Data records:
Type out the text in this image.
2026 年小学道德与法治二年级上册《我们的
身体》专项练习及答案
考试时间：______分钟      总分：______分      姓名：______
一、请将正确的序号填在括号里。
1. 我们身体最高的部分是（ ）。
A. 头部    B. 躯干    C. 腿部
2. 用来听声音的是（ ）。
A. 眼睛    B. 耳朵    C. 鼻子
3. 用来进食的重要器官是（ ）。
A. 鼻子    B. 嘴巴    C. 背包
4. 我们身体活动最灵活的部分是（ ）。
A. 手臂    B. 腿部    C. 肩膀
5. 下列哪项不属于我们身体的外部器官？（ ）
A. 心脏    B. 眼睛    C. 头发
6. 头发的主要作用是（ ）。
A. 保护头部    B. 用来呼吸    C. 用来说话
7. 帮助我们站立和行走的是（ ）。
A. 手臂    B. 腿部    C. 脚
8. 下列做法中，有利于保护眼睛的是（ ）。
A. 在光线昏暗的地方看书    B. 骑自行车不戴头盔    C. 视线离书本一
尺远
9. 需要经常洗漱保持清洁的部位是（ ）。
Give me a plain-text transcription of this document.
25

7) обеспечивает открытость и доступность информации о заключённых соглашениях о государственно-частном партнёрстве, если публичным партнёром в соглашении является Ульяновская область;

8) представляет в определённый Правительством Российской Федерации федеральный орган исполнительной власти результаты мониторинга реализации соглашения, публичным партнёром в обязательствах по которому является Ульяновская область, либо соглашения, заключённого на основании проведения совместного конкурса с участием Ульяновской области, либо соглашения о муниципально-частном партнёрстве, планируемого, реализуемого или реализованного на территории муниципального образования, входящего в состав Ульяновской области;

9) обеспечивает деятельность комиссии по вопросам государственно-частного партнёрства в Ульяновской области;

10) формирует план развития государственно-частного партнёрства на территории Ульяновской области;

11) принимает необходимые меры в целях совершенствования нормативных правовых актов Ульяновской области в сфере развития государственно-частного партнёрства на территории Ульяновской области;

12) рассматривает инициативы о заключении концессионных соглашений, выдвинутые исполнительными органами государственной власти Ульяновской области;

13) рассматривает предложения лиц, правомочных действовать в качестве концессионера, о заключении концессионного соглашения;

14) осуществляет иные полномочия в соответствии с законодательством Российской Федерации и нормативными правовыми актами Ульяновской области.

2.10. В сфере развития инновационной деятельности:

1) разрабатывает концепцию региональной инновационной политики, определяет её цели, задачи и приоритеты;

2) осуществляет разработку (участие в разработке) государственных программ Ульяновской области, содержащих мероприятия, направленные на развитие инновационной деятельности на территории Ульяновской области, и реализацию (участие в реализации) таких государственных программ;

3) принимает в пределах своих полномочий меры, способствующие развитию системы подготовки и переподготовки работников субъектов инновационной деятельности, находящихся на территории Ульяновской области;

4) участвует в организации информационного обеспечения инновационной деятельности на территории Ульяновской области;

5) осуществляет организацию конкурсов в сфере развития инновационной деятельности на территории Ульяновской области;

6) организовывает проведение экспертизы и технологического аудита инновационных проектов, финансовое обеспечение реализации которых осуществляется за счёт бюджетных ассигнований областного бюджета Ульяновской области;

Work to be completed: Give every line of the material again, exactly as it reads.

Result:
Type out the text in this image.
2026 年小学道德与法治二年级上册《我们的
身体》专项练习及答案
考试时间：______分钟      总分：______分      姓名：______
一、请将正确的序号填在括号里。
1. 我们身体最高的部分是（ ）。
A. 头部    B. 躯干    C. 腿部
2. 用来听声音的是（ ）。
A. 眼睛    B. 耳朵    C. 鼻子
3. 用来进食的重要器官是（ ）。
A. 鼻子    B. 嘴巴    C. 背包
4. 我们身体活动最灵活的部分是（ ）。
A. 手臂    B. 腿部    C. 肩膀
5. 下列哪项不属于我们身体的外部器官？（ ）
A. 心脏    B. 眼睛    C. 头发
6. 头发的主要作用是（ ）。
A. 保护头部    B. 用来呼吸    C. 用来说话
7. 帮助我们站立和行走的是（ ）。
A. 手臂    B. 腿部    C. 脚
8. 下列做法中，有利于保护眼睛的是（ ）。
A. 在光线昏暗的地方看书    B. 骑自行车不戴头盔    C. 视线离书本一
尺远
9. 需要经常洗漱保持清洁的部位是（ ）。
Give me a plain-text transcription of this document.
25

7) обеспечивает открытость и доступность информации о заключённых соглашениях о государственно-частном партнёрстве, если публичным партнёром в соглашении является Ульяновская область;

8) представляет в определённый Правительством Российской Федерации федеральный орган исполнительной власти результаты мониторинга реализации соглашения, публичным партнёром в обязательствах по которому является Ульяновская область, либо соглашения, заключённого на основании проведения совместного конкурса с участием Ульяновской области, либо соглашения о муниципально-частном партнёрстве, планируемого, реализуемого или реализованного на территории муниципального образования, входящего в состав Ульяновской области;

9) обеспечивает деятельность комиссии по вопросам государственно-частного партнёрства в Ульяновской области;

10) формирует план развития государственно-частного партнёрства на территории Ульяновской области;

11) принимает необходимые меры в целях совершенствования нормативных правовых актов Ульяновской области в сфере развития государственно-частного партнёрства на территории Ульяновской области;

12) рассматривает инициативы о заключении концессионных соглашений, выдвинутые исполнительными органами государственной власти Ульяновской области;

13) рассматривает предложения лиц, правомочных действовать в качестве концессионера, о заключении концессионного соглашения;

14) осуществляет иные полномочия в соответствии с законодательством Российской Федерации и нормативными правовыми актами Ульяновской области.

2.10. В сфере развития инновационной деятельности:

1) разрабатывает концепцию региональной инновационной политики, определяет её цели, задачи и приоритеты;

2) осуществляет разработку (участие в разработке) государственных программ Ульяновской области, содержащих мероприятия, направленные на развитие инновационной деятельности на территории Ульяновской области, и реализацию (участие в реализации) таких государственных программ;

3) принимает в пределах своих полномочий меры, способствующие развитию системы подготовки и переподготовки работников субъектов инновационной деятельности, находящихся на территории Ульяновской области;

4) участвует в организации информационного обеспечения инновационной деятельности на территории Ульяновской области;

5) осуществляет организацию конкурсов в сфере развития инновационной деятельности на территории Ульяновской области;

6) организовывает проведение экспертизы и технологического аудита инновационных проектов, финансовое обеспечение реализации которых осуществляется за счёт бюджетных ассигнований областного бюджета Ульяновской области;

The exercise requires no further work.